Problem to solve: Transcribe the material in full. Nothing should differ except that the pictures are left out.
start Input rows
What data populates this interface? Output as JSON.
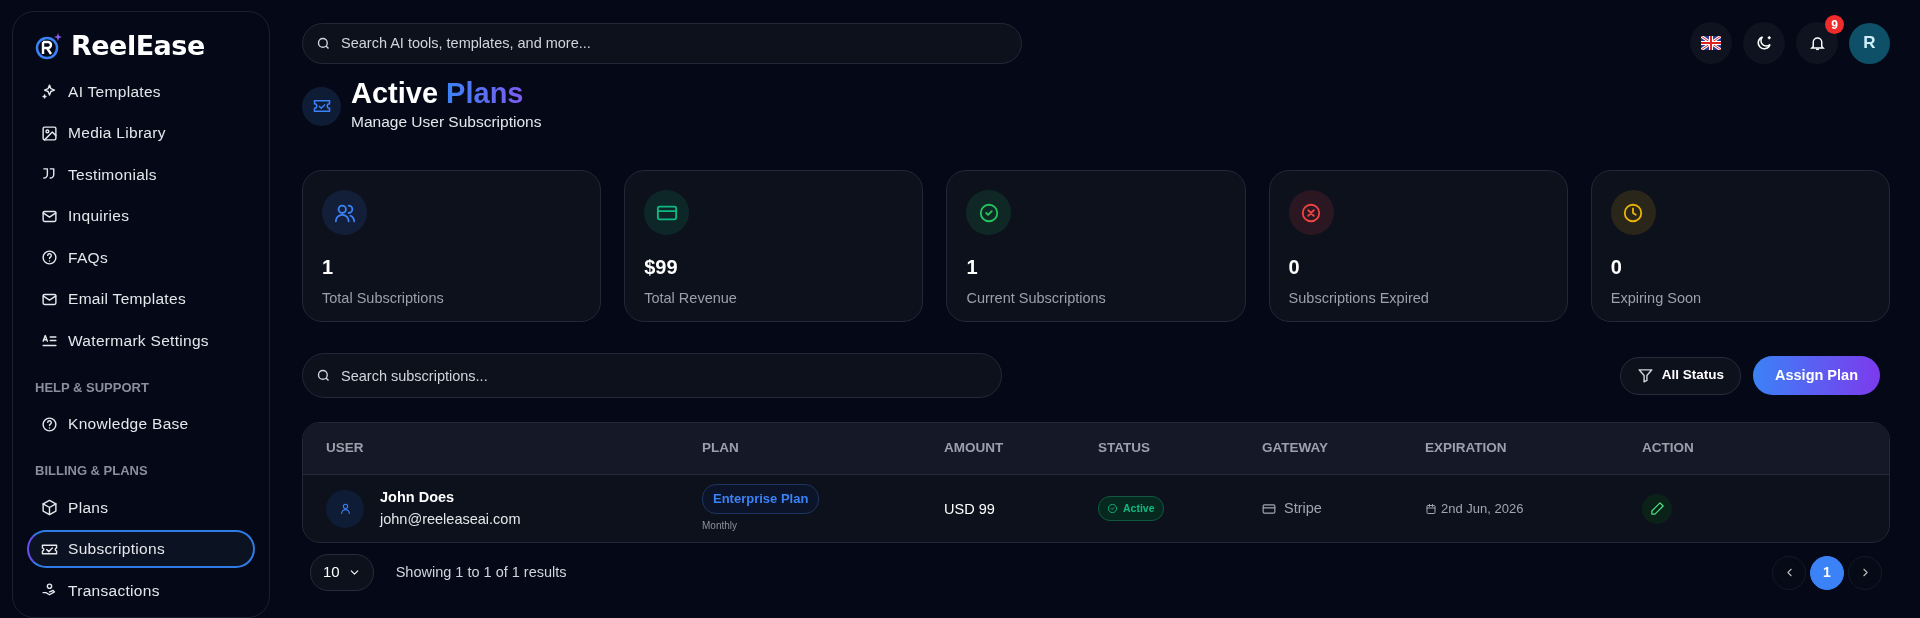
{
  "brand": {
    "name": "ReelEase"
  },
  "sidebar": {
    "sections": [
      {
        "items": [
          {
            "label": "AI Templates",
            "selected": false
          },
          {
            "label": "Media Library",
            "selected": false
          },
          {
            "label": "Testimonials",
            "selected": false
          },
          {
            "label": "Inquiries",
            "selected": false
          },
          {
            "label": "FAQs",
            "selected": false
          },
          {
            "label": "Email Templates",
            "selected": false
          },
          {
            "label": "Watermark Settings",
            "selected": false
          }
        ]
      },
      {
        "heading": "HELP & SUPPORT",
        "items": [
          {
            "label": "Knowledge Base",
            "selected": false
          }
        ]
      },
      {
        "heading": "BILLING & PLANS",
        "items": [
          {
            "label": "Plans",
            "selected": false
          },
          {
            "label": "Subscriptions",
            "selected": true
          },
          {
            "label": "Transactions",
            "selected": false
          }
        ]
      }
    ]
  },
  "topbar": {
    "search": {
      "placeholder": "Search AI tools, templates, and more..."
    },
    "notifications": {
      "count": "9"
    },
    "avatar": {
      "initial": "R"
    }
  },
  "header": {
    "title_1": "Active",
    "title_2": "Plans",
    "subtitle": "Manage User Subscriptions"
  },
  "stats": [
    {
      "value": "1",
      "label": "Total Subscriptions",
      "color": "#3b82f6"
    },
    {
      "value": "$99",
      "label": "Total Revenue",
      "color": "#10b981"
    },
    {
      "value": "1",
      "label": "Current Subscriptions",
      "color": "#22c55e"
    },
    {
      "value": "0",
      "label": "Subscriptions Expired",
      "color": "#ef4444"
    },
    {
      "value": "0",
      "label": "Expiring Soon",
      "color": "#eab308"
    }
  ],
  "toolbar": {
    "search": {
      "placeholder": "Search subscriptions..."
    },
    "filter": "All Status",
    "assign": "Assign Plan"
  },
  "table": {
    "columns": [
      "USER",
      "PLAN",
      "AMOUNT",
      "STATUS",
      "GATEWAY",
      "EXPIRATION",
      "ACTION"
    ],
    "rows": [
      {
        "name": "John Does",
        "email": "john@reeleaseai.com",
        "plan": "Enterprise Plan",
        "cycle": "Monthly",
        "amount": "USD 99",
        "status": {
          "kind": "active",
          "label": "Active"
        },
        "gateway": "Stripe",
        "expiration": "2nd Jun, 2026"
      }
    ]
  },
  "pagination": {
    "page_size": "10",
    "summary": "Showing 1 to 1 of 1 results",
    "pages": [
      {
        "label": "1",
        "selected": true
      }
    ]
  }
}
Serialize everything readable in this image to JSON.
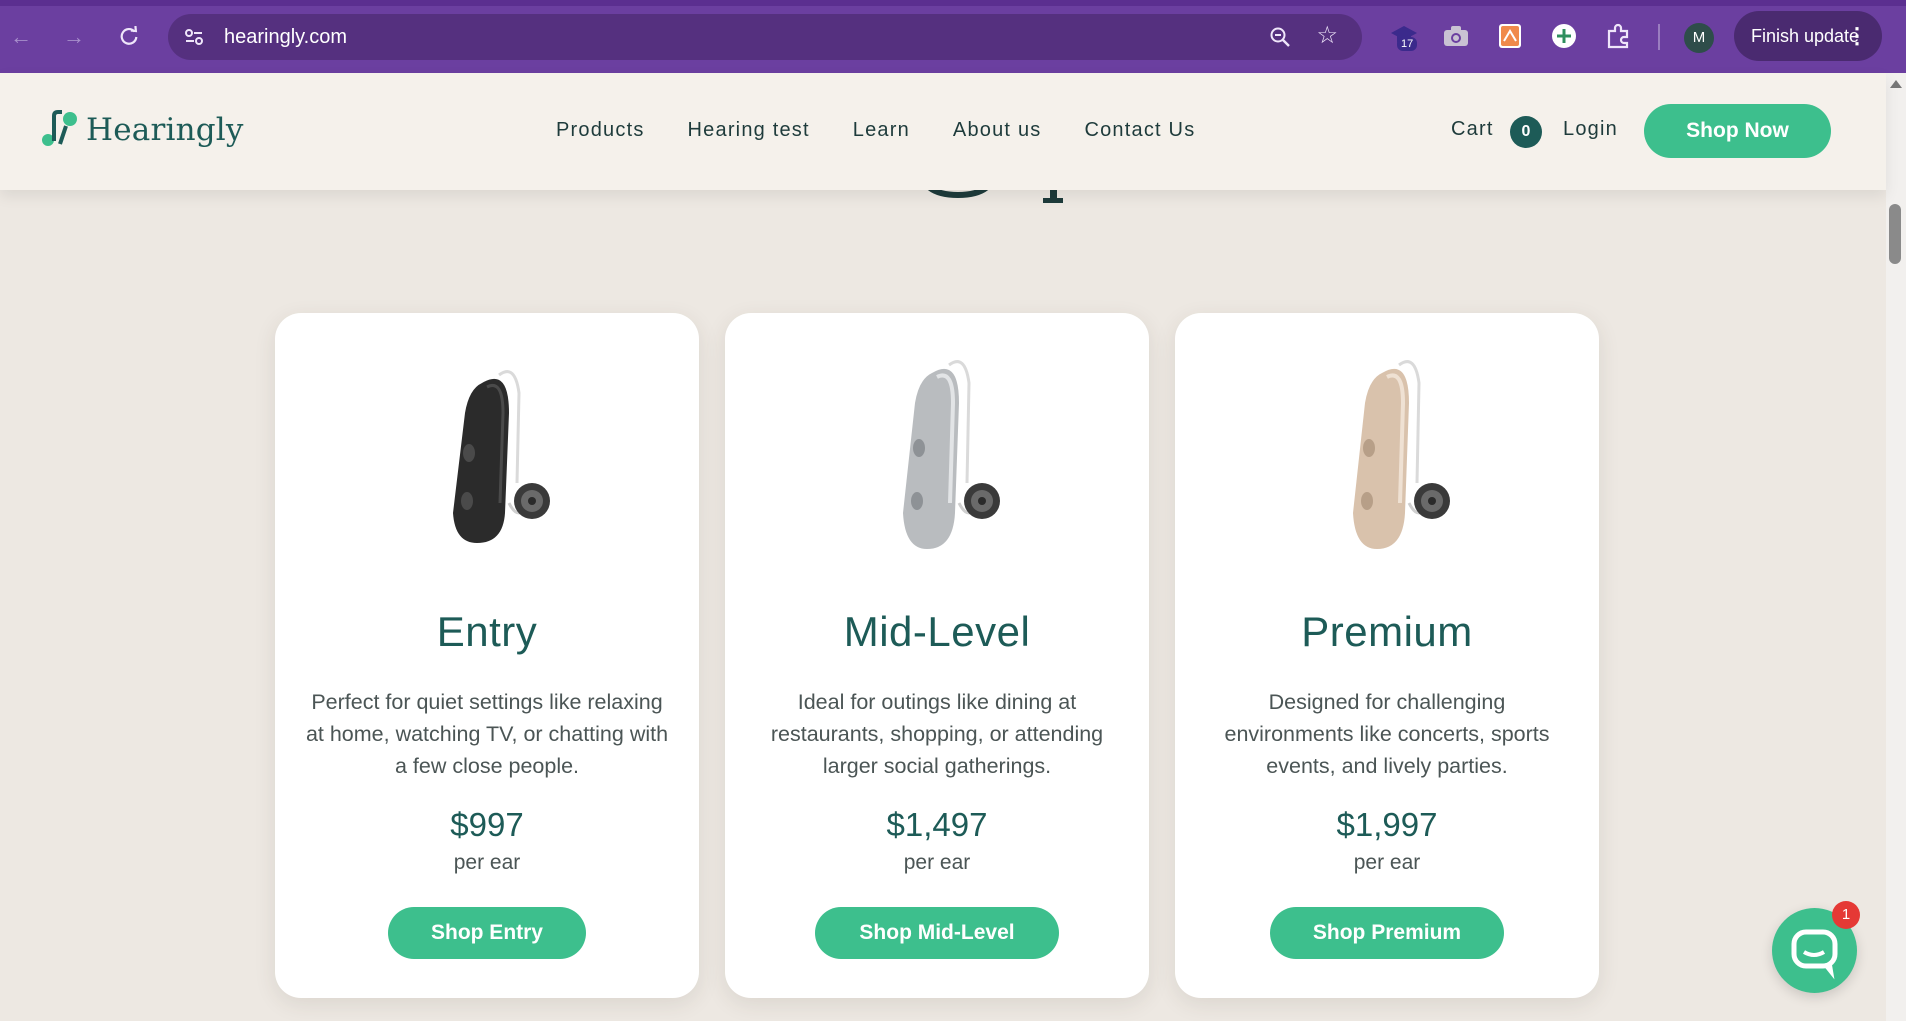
{
  "browser": {
    "url": "hearingly.com",
    "extension_badge": "17",
    "profile_initial": "M",
    "update_label": "Finish update"
  },
  "site": {
    "brand": "Hearingly",
    "nav": [
      "Products",
      "Hearing test",
      "Learn",
      "About us",
      "Contact Us"
    ],
    "cart_label": "Cart",
    "cart_count": "0",
    "login_label": "Login",
    "shop_now_label": "Shop Now"
  },
  "products": [
    {
      "tier": "Entry",
      "description": "Perfect for quiet settings like relaxing at home, watching TV, or chatting with a few close people.",
      "price": "$997",
      "unit": "per ear",
      "button": "Shop Entry",
      "device_color": "black"
    },
    {
      "tier": "Mid-Level",
      "description": "Ideal for outings like dining at restaurants, shopping, or attending larger social gatherings.",
      "price": "$1,497",
      "unit": "per ear",
      "button": "Shop Mid-Level",
      "device_color": "silver"
    },
    {
      "tier": "Premium",
      "description": "Designed for challenging environments like concerts, sports events, and lively parties.",
      "price": "$1,997",
      "unit": "per ear",
      "button": "Shop Premium",
      "device_color": "champagne"
    }
  ],
  "chat": {
    "badge": "1"
  },
  "colors": {
    "browser_frame": "#6b3fa0",
    "page_bg": "#ede8e2",
    "header_bg": "#f5f1eb",
    "brand_green": "#3dbf8d",
    "brand_teal": "#1d5b57"
  }
}
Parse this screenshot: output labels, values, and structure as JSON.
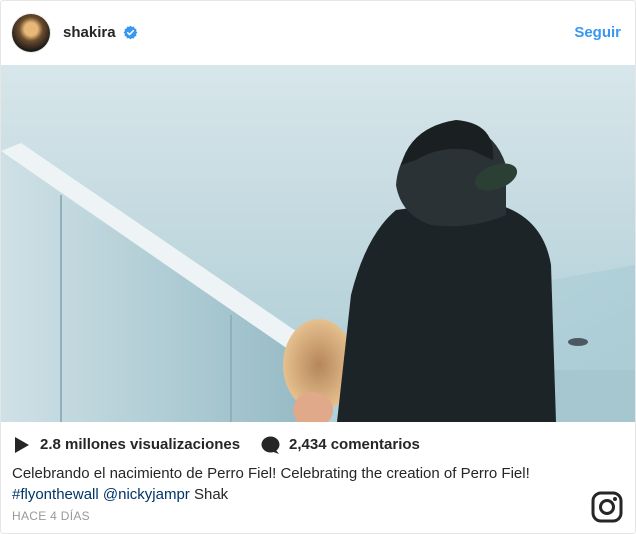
{
  "header": {
    "username": "shakira",
    "follow_label": "Seguir"
  },
  "stats": {
    "views": "2.8 millones visualizaciones",
    "comments": "2,434 comentarios"
  },
  "caption": {
    "text": "Celebrando el nacimiento de Perro Fiel! Celebrating the creation of Perro Fiel!",
    "hashtag": "#flyonthewall",
    "mention": "@nickyjampr",
    "suffix": "Shak"
  },
  "timestamp": "HACE 4 DÍAS",
  "icons": {
    "verified": "verified-badge-icon",
    "play": "play-icon",
    "comment": "comment-bubble-icon",
    "logo": "instagram-logo-icon"
  },
  "colors": {
    "accent": "#3897f0",
    "link": "#003569",
    "muted": "#999999",
    "text": "#262626"
  }
}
end Input rows
Written answer:
What data populates this interface? Output as JSON.
{
  "brand": {
    "name": "ReelEase"
  },
  "sidebar": {
    "sections": [
      {
        "items": [
          {
            "label": "AI Templates",
            "selected": false
          },
          {
            "label": "Media Library",
            "selected": false
          },
          {
            "label": "Testimonials",
            "selected": false
          },
          {
            "label": "Inquiries",
            "selected": false
          },
          {
            "label": "FAQs",
            "selected": false
          },
          {
            "label": "Email Templates",
            "selected": false
          },
          {
            "label": "Watermark Settings",
            "selected": false
          }
        ]
      },
      {
        "heading": "HELP & SUPPORT",
        "items": [
          {
            "label": "Knowledge Base",
            "selected": false
          }
        ]
      },
      {
        "heading": "BILLING & PLANS",
        "items": [
          {
            "label": "Plans",
            "selected": false
          },
          {
            "label": "Subscriptions",
            "selected": true
          },
          {
            "label": "Transactions",
            "selected": false
          }
        ]
      }
    ]
  },
  "topbar": {
    "search": {
      "placeholder": "Search AI tools, templates, and more..."
    },
    "notifications": {
      "count": "9"
    },
    "avatar": {
      "initial": "R"
    }
  },
  "header": {
    "title_1": "Active",
    "title_2": "Plans",
    "subtitle": "Manage User Subscriptions"
  },
  "stats": [
    {
      "value": "1",
      "label": "Total Subscriptions",
      "color": "#3b82f6"
    },
    {
      "value": "$99",
      "label": "Total Revenue",
      "color": "#10b981"
    },
    {
      "value": "1",
      "label": "Current Subscriptions",
      "color": "#22c55e"
    },
    {
      "value": "0",
      "label": "Subscriptions Expired",
      "color": "#ef4444"
    },
    {
      "value": "0",
      "label": "Expiring Soon",
      "color": "#eab308"
    }
  ],
  "toolbar": {
    "search": {
      "placeholder": "Search subscriptions..."
    },
    "filter": "All Status",
    "assign": "Assign Plan"
  },
  "table": {
    "columns": [
      "USER",
      "PLAN",
      "AMOUNT",
      "STATUS",
      "GATEWAY",
      "EXPIRATION",
      "ACTION"
    ],
    "rows": [
      {
        "name": "John Does",
        "email": "john@reeleaseai.com",
        "plan": "Enterprise Plan",
        "cycle": "Monthly",
        "amount": "USD 99",
        "status": {
          "kind": "active",
          "label": "Active"
        },
        "gateway": "Stripe",
        "expiration": "2nd Jun, 2026"
      }
    ]
  },
  "pagination": {
    "page_size": "10",
    "summary": "Showing 1 to 1 of 1 results",
    "pages": [
      {
        "label": "1",
        "selected": true
      }
    ]
  }
}
Serialize everything readable in this image to JSON.
{
  "browser": {
    "url": "hearingly.com",
    "extension_badge": "17",
    "profile_initial": "M",
    "update_label": "Finish update"
  },
  "site": {
    "brand": "Hearingly",
    "nav": [
      "Products",
      "Hearing test",
      "Learn",
      "About us",
      "Contact Us"
    ],
    "cart_label": "Cart",
    "cart_count": "0",
    "login_label": "Login",
    "shop_now_label": "Shop Now"
  },
  "products": [
    {
      "tier": "Entry",
      "description": "Perfect for quiet settings like relaxing at home, watching TV, or chatting with a few close people.",
      "price": "$997",
      "unit": "per ear",
      "button": "Shop Entry",
      "device_color": "black"
    },
    {
      "tier": "Mid-Level",
      "description": "Ideal for outings like dining at restaurants, shopping, or attending larger social gatherings.",
      "price": "$1,497",
      "unit": "per ear",
      "button": "Shop Mid-Level",
      "device_color": "silver"
    },
    {
      "tier": "Premium",
      "description": "Designed for challenging environments like concerts, sports events, and lively parties.",
      "price": "$1,997",
      "unit": "per ear",
      "button": "Shop Premium",
      "device_color": "champagne"
    }
  ],
  "chat": {
    "badge": "1"
  },
  "colors": {
    "browser_frame": "#6b3fa0",
    "page_bg": "#ede8e2",
    "header_bg": "#f5f1eb",
    "brand_green": "#3dbf8d",
    "brand_teal": "#1d5b57"
  }
}
Parse this screenshot: output labels, values, and structure as JSON.
{
  "header": {
    "username": "shakira",
    "follow_label": "Seguir"
  },
  "stats": {
    "views": "2.8 millones visualizaciones",
    "comments": "2,434 comentarios"
  },
  "caption": {
    "text": "Celebrando el nacimiento de Perro Fiel! Celebrating the creation of Perro Fiel!",
    "hashtag": "#flyonthewall",
    "mention": "@nickyjampr",
    "suffix": "Shak"
  },
  "timestamp": "HACE 4 DÍAS",
  "icons": {
    "verified": "verified-badge-icon",
    "play": "play-icon",
    "comment": "comment-bubble-icon",
    "logo": "instagram-logo-icon"
  },
  "colors": {
    "accent": "#3897f0",
    "link": "#003569",
    "muted": "#999999",
    "text": "#262626"
  }
}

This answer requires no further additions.